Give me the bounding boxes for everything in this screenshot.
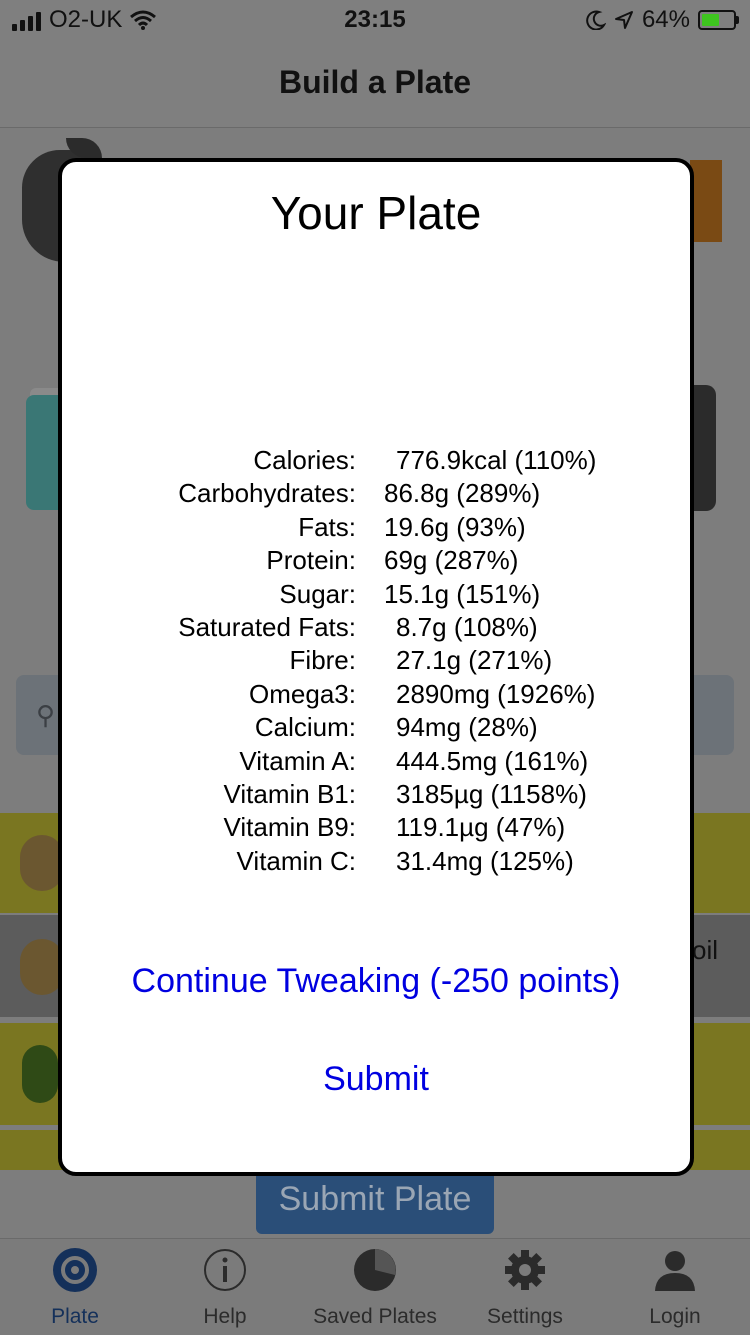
battery-fill: [702, 14, 719, 26]
peas-icon: [22, 1045, 58, 1103]
bread-image[interactable]: [690, 160, 722, 242]
moon-icon: [586, 10, 606, 30]
nutrient-value: 27.1g (271%): [396, 645, 553, 676]
nutrient-row: Carbohydrates: 86.8g (289%): [62, 477, 690, 510]
tab-label: Settings: [487, 1305, 563, 1328]
nutrient-value: 31.4mg (125%): [396, 845, 574, 876]
tab-label: Help: [203, 1305, 247, 1328]
tab-label: Saved Plates: [313, 1305, 437, 1328]
nutrient-value: 69g (287%): [384, 545, 519, 576]
continue-tweaking-button[interactable]: Continue Tweaking (-250 points): [62, 962, 690, 1001]
nutrient-label: Fats:: [298, 511, 356, 542]
navigation-bar: Build a Plate: [0, 40, 750, 128]
location-icon: [614, 11, 633, 29]
food-item-name: oil: [692, 935, 719, 965]
nutrient-row: Omega3: 2890mg (1926%): [62, 678, 690, 711]
nutrient-row: Vitamin A: 444.5mg (161%): [62, 745, 690, 778]
nutrient-value: 19.6g (93%): [384, 511, 526, 542]
target-icon: [53, 1248, 97, 1292]
user-icon: [655, 1251, 695, 1291]
battery-icon: [698, 10, 739, 30]
nutrient-row: Calories: 776.9kcal (110%): [62, 444, 690, 477]
nutrient-label: Vitamin B1:: [223, 778, 356, 809]
nutrient-list: Calories: 776.9kcal (110%) Carbohydrates: 8…: [62, 444, 690, 878]
status-bar: O2-UK 23:15 64%: [0, 0, 750, 40]
nutrient-row: Fats: 19.6g (93%): [62, 511, 690, 544]
nutrient-label: Vitamin C:: [236, 845, 356, 876]
tab-login[interactable]: Login: [600, 1239, 750, 1335]
nutrient-row: Vitamin C: 31.4mg (125%): [62, 845, 690, 878]
nutrient-label: Calcium:: [254, 712, 356, 743]
nutrient-label: Carbohydrates:: [178, 478, 356, 509]
nutrient-value: 2890mg (1926%): [396, 678, 596, 709]
nutrient-value: 15.1g (151%): [384, 578, 541, 609]
nutrient-label: Vitamin A:: [239, 745, 356, 776]
nutrient-row: Sugar: 15.1g (151%): [62, 578, 690, 611]
nutrient-label: Omega3:: [249, 678, 356, 709]
page-title: Build a Plate: [278, 64, 472, 100]
nutrient-value: 444.5mg (161%): [396, 745, 589, 776]
tab-saved-plates[interactable]: Saved Plates: [300, 1239, 450, 1335]
info-icon: [204, 1249, 246, 1291]
nutrient-label: Saturated Fats:: [178, 611, 356, 642]
nutrient-value: 3185µg (1158%): [396, 778, 587, 809]
nutrient-value: 119.1µg (47%): [396, 812, 566, 843]
nutrient-value: 8.7g (108%): [396, 611, 538, 642]
tab-bar: Plate Help Saved Plates Settings Login: [0, 1238, 750, 1335]
status-right: 64%: [586, 6, 739, 34]
pie-chart-icon: [354, 1249, 396, 1291]
nutrient-value: 94mg (28%): [396, 712, 538, 743]
nutrient-value: 776.9kcal (110%): [396, 445, 597, 475]
your-plate-dialog: Your Plate Calories: 776.9kcal (110%) Carb…: [58, 158, 694, 1176]
nutrient-label: Fibre:: [289, 645, 356, 676]
battery-percent: 64%: [641, 6, 690, 33]
tab-settings[interactable]: Settings: [450, 1239, 600, 1335]
nutrient-row: Fibre: 27.1g (271%): [62, 644, 690, 677]
tab-label: Login: [649, 1305, 701, 1328]
nutrient-row: Protein: 69g (287%): [62, 544, 690, 577]
submit-button[interactable]: Submit: [62, 1060, 690, 1099]
gear-icon: [505, 1250, 545, 1290]
nutrient-row: Calcium: 94mg (28%): [62, 711, 690, 744]
nutrient-label: Calories:: [253, 445, 356, 475]
nutrient-row: Saturated Fats: 8.7g (108%): [62, 611, 690, 644]
submit-plate-button[interactable]: Submit Plate: [256, 1170, 494, 1234]
nutrient-value: 86.8g (289%): [384, 478, 541, 509]
nutrient-row: Vitamin B1: 3185µg (1158%): [62, 778, 690, 811]
tab-label: Plate: [51, 1305, 99, 1328]
search-icon: ⚲: [36, 700, 56, 730]
nutrient-label: Vitamin B9:: [223, 812, 356, 843]
tab-help[interactable]: Help: [150, 1239, 300, 1335]
nutrient-label: Protein:: [266, 545, 356, 576]
dialog-title: Your Plate: [270, 187, 482, 239]
nutrient-label: Sugar:: [279, 578, 356, 609]
tab-plate[interactable]: Plate: [0, 1239, 150, 1335]
nutrient-row: Vitamin B9: 119.1µg (47%): [62, 811, 690, 844]
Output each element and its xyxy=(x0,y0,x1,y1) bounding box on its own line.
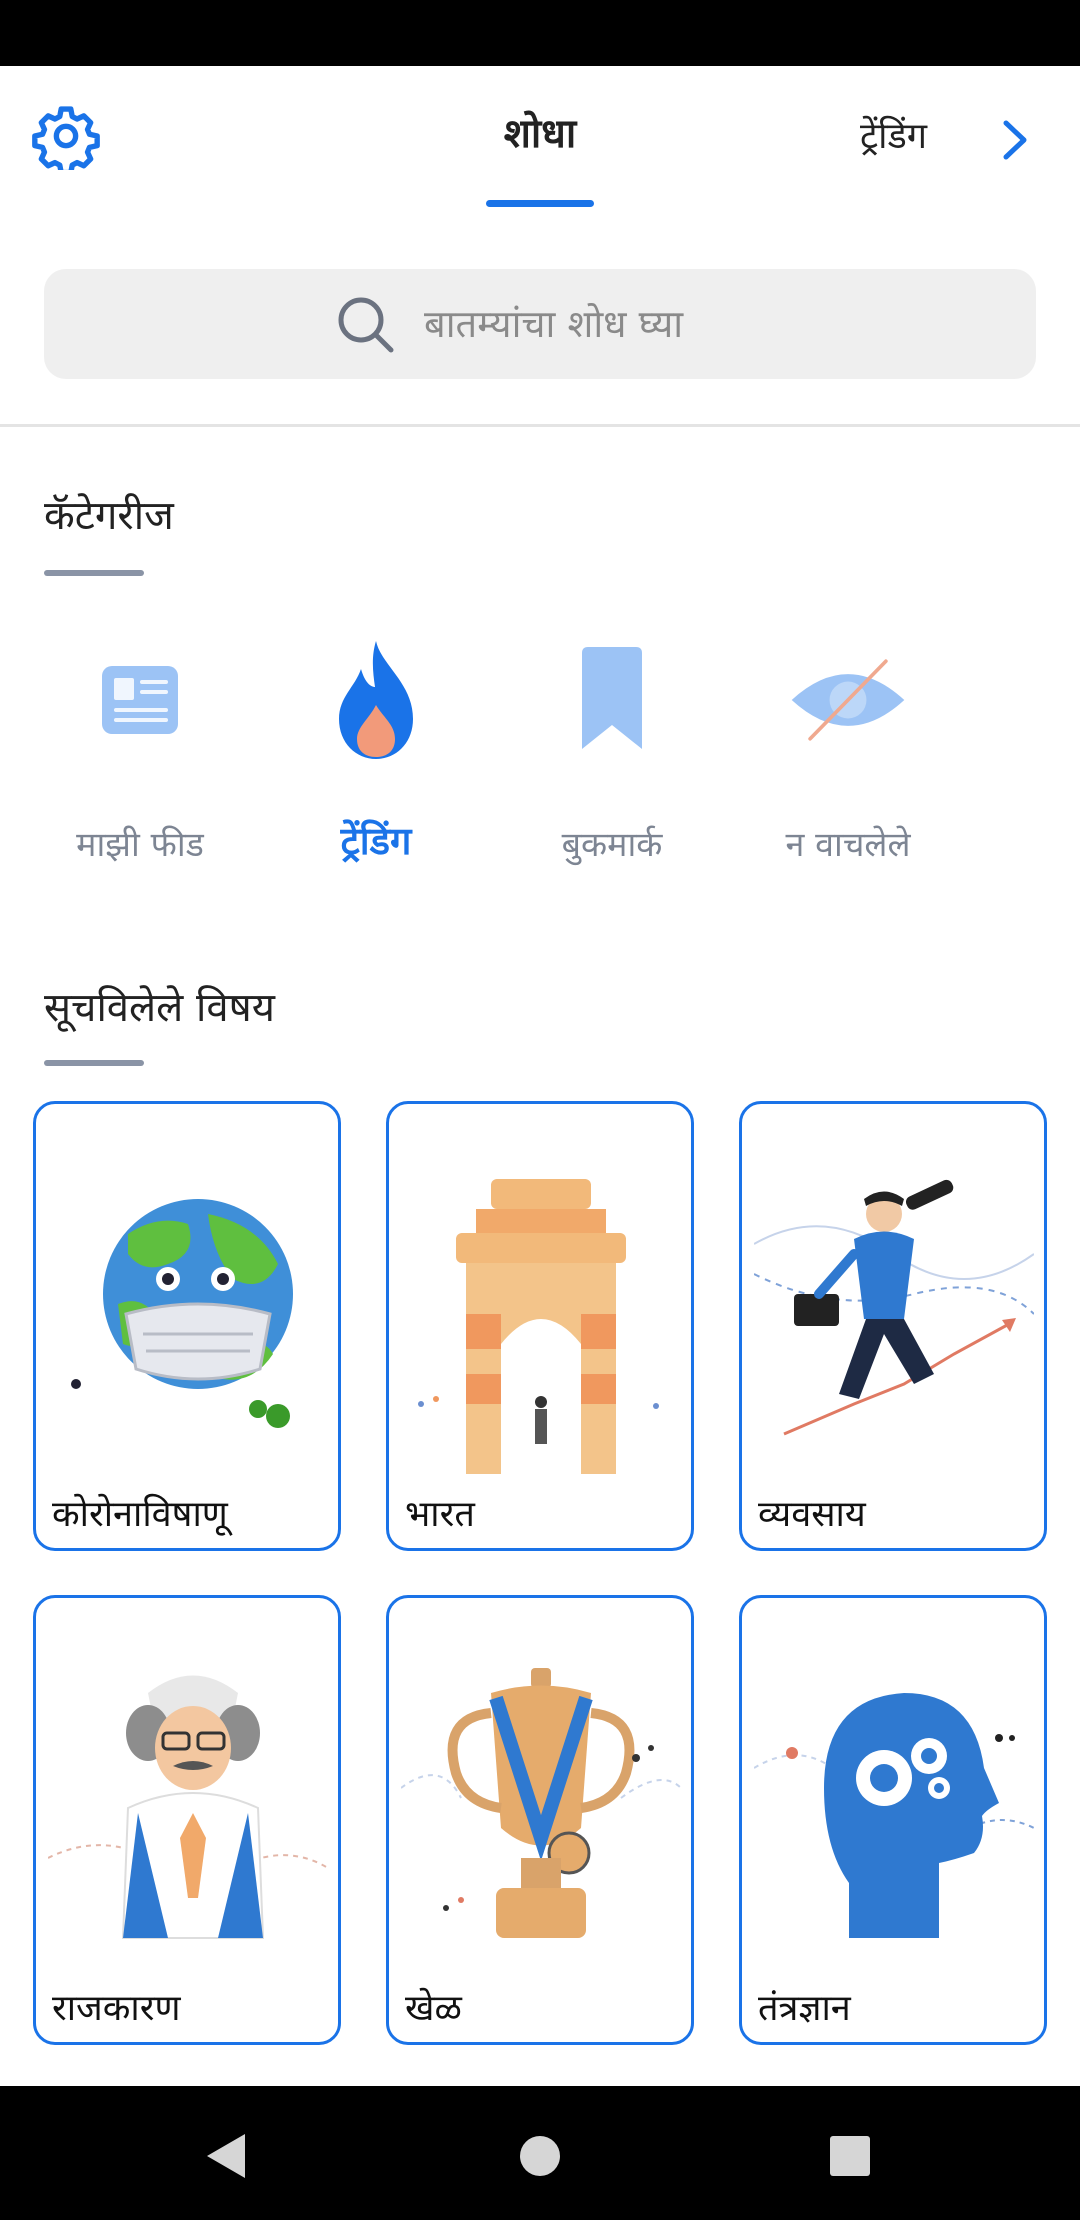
topic-card-business[interactable]: व्यवसाय xyxy=(739,1101,1047,1551)
topic-label: भारत xyxy=(405,1494,475,1535)
next-tab-button[interactable] xyxy=(990,110,1040,170)
back-triangle-icon xyxy=(207,2134,245,2178)
top-bar: शोधा ट्रेंडिंग xyxy=(0,66,1080,216)
topic-label: कोरोनाविषाणू xyxy=(52,1494,228,1535)
category-unread[interactable]: न वाचलेले xyxy=(748,630,948,880)
chevron-right-icon xyxy=(1003,120,1027,160)
status-bar xyxy=(0,0,1080,66)
system-navigation-bar xyxy=(0,2086,1080,2220)
tab-discover[interactable]: शोधा xyxy=(440,104,640,159)
trophy-icon xyxy=(401,1668,681,1938)
topic-card-technology[interactable]: तंत्रज्ञान xyxy=(739,1595,1047,2045)
categories-heading: कॅटेगरीज xyxy=(44,493,174,539)
topic-card-india[interactable]: भारत xyxy=(386,1101,694,1551)
topic-label: राजकारण xyxy=(52,1988,181,2029)
search-input[interactable] xyxy=(424,269,984,379)
flame-icon xyxy=(316,630,436,770)
category-label: ट्रेंडिंग xyxy=(340,819,412,863)
topic-card-sports[interactable]: खेळ xyxy=(386,1595,694,2045)
settings-button[interactable] xyxy=(28,98,104,174)
category-label: माझी फीड xyxy=(76,825,204,865)
topic-card-coronavirus[interactable]: कोरोनाविषाणू xyxy=(33,1101,341,1551)
active-tab-indicator xyxy=(486,200,594,207)
india-gate-icon xyxy=(418,1179,659,1474)
categories-heading-underline xyxy=(44,570,144,576)
newspaper-icon xyxy=(80,630,200,770)
tab-trending[interactable]: ट्रेंडिंग xyxy=(860,110,927,159)
recents-button[interactable] xyxy=(810,2116,890,2196)
category-trending[interactable]: ट्रेंडिंग xyxy=(276,630,476,880)
back-button[interactable] xyxy=(186,2116,266,2196)
search-icon xyxy=(338,297,394,353)
search-bar[interactable] xyxy=(44,269,1036,379)
politician-icon xyxy=(48,1675,328,1939)
head-gears-icon xyxy=(754,1693,1034,1938)
home-circle-icon xyxy=(520,2136,560,2176)
bookmark-icon xyxy=(552,630,672,770)
category-label: बुकमार्क xyxy=(561,825,663,865)
topic-card-politics[interactable]: राजकारण xyxy=(33,1595,341,2045)
masked-globe-icon xyxy=(71,1199,293,1428)
gear-icon xyxy=(32,106,100,170)
category-label: न वाचलेले xyxy=(785,825,911,865)
section-divider xyxy=(0,424,1080,427)
businessman-telescope-icon xyxy=(754,1179,1034,1436)
category-bookmark[interactable]: बुकमार्क xyxy=(512,630,712,880)
suggested-topics-heading: सूचविलेले विषय xyxy=(44,985,275,1031)
suggested-topics-heading-underline xyxy=(44,1060,144,1066)
recents-square-icon xyxy=(830,2136,870,2176)
topic-label: खेळ xyxy=(405,1988,462,2029)
home-button[interactable] xyxy=(500,2116,580,2196)
category-my-feed[interactable]: माझी फीड xyxy=(40,630,240,880)
topic-label: व्यवसाय xyxy=(758,1494,866,1535)
eye-off-icon xyxy=(788,630,908,770)
topic-label: तंत्रज्ञान xyxy=(758,1988,851,2029)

◆ TASK OBJECTIVE: Each line of the listing that includes the word "Carbohydrates" should be copied out.

◆ SOLUTION TO THIS PROBLEM:
nutrient-row: Carbohydrates: 86.8g (289%): [62, 477, 690, 510]
nutrient-list: Calories: 776.9kcal (110%) Carbohydrates: 8…: [62, 444, 690, 878]
nutrient-label: Carbohydrates:: [178, 478, 356, 509]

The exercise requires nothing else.